Written problem →
Locate every line below that contains the word "although" and copy it.

-- Start of The data --

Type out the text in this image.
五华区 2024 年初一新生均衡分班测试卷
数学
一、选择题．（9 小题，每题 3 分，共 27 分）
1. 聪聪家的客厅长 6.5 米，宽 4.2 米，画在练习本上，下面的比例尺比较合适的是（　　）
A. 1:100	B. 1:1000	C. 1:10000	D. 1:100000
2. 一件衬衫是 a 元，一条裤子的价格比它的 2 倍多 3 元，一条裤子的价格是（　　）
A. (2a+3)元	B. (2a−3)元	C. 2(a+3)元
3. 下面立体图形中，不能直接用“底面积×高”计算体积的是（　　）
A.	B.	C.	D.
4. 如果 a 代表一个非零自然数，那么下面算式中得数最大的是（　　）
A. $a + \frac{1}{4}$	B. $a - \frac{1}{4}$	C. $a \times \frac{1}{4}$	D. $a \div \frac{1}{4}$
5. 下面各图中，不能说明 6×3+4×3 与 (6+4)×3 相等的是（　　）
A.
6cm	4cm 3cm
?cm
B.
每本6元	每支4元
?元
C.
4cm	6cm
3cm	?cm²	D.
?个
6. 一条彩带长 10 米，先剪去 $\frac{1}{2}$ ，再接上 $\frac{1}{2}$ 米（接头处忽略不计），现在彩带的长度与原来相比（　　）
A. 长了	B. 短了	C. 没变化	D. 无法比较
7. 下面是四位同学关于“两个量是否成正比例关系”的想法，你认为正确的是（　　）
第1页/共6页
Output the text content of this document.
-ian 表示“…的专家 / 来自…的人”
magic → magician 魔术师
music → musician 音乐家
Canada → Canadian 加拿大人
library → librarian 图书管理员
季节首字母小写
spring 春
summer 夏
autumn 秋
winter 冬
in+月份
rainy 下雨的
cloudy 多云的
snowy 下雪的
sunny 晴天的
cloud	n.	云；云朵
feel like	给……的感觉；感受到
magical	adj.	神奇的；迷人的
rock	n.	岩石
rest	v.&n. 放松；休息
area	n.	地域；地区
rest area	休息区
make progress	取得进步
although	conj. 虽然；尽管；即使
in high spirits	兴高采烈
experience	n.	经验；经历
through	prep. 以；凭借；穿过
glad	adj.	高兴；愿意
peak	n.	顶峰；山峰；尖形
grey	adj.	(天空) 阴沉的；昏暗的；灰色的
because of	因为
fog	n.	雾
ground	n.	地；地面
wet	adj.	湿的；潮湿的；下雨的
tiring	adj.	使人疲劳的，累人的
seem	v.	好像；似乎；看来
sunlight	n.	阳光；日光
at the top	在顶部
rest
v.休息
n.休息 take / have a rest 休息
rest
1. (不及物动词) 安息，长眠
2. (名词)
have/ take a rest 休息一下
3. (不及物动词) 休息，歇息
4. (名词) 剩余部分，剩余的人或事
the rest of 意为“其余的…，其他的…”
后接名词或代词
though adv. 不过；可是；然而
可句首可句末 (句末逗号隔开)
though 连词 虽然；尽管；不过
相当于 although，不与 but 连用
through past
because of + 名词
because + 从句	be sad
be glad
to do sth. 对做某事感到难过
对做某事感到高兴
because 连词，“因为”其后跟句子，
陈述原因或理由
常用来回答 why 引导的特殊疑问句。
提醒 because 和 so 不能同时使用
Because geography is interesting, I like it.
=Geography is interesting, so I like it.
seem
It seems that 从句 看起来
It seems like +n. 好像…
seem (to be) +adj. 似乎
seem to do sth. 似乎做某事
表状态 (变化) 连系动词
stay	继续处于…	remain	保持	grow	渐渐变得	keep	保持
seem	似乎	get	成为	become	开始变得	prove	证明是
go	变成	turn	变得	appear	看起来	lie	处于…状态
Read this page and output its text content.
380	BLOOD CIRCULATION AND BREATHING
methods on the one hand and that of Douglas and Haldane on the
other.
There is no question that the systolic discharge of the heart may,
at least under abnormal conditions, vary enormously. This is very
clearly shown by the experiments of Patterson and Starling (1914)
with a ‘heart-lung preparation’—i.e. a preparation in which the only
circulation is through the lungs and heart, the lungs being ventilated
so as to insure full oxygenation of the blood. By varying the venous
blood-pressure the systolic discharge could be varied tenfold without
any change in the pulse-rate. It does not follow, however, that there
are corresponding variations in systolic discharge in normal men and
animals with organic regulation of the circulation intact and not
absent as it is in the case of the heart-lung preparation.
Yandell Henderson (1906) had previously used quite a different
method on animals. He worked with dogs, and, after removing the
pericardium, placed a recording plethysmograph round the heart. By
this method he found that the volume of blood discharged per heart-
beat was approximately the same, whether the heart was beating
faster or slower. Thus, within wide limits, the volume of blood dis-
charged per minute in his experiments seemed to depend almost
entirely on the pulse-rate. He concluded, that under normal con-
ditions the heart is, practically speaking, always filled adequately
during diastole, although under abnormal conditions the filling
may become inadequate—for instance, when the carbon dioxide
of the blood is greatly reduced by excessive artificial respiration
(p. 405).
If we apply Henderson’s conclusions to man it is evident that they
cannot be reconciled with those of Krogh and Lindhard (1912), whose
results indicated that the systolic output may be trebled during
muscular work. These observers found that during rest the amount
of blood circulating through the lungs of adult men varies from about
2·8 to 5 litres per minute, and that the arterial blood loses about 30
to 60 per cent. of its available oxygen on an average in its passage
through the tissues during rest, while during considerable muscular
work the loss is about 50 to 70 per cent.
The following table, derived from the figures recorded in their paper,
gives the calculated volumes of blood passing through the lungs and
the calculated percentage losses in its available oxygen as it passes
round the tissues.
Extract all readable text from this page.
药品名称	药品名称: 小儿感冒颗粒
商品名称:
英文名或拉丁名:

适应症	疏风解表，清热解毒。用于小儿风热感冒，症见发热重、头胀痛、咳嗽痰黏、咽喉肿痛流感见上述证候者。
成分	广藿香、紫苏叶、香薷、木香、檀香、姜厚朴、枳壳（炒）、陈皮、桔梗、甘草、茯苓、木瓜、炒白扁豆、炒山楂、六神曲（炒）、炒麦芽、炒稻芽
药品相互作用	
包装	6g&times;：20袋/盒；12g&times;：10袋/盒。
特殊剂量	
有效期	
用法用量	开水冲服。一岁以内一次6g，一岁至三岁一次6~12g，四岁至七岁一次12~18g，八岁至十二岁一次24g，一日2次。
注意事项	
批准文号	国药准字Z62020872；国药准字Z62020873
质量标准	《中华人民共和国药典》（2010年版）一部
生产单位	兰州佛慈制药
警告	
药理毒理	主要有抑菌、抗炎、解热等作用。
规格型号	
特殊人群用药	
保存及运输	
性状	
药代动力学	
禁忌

-- End of The data --

Answer to this exercise →
although	conj. 虽然；尽管；即使
相当于 although，不与 but 连用
during diastole, although under abnormal conditions the filling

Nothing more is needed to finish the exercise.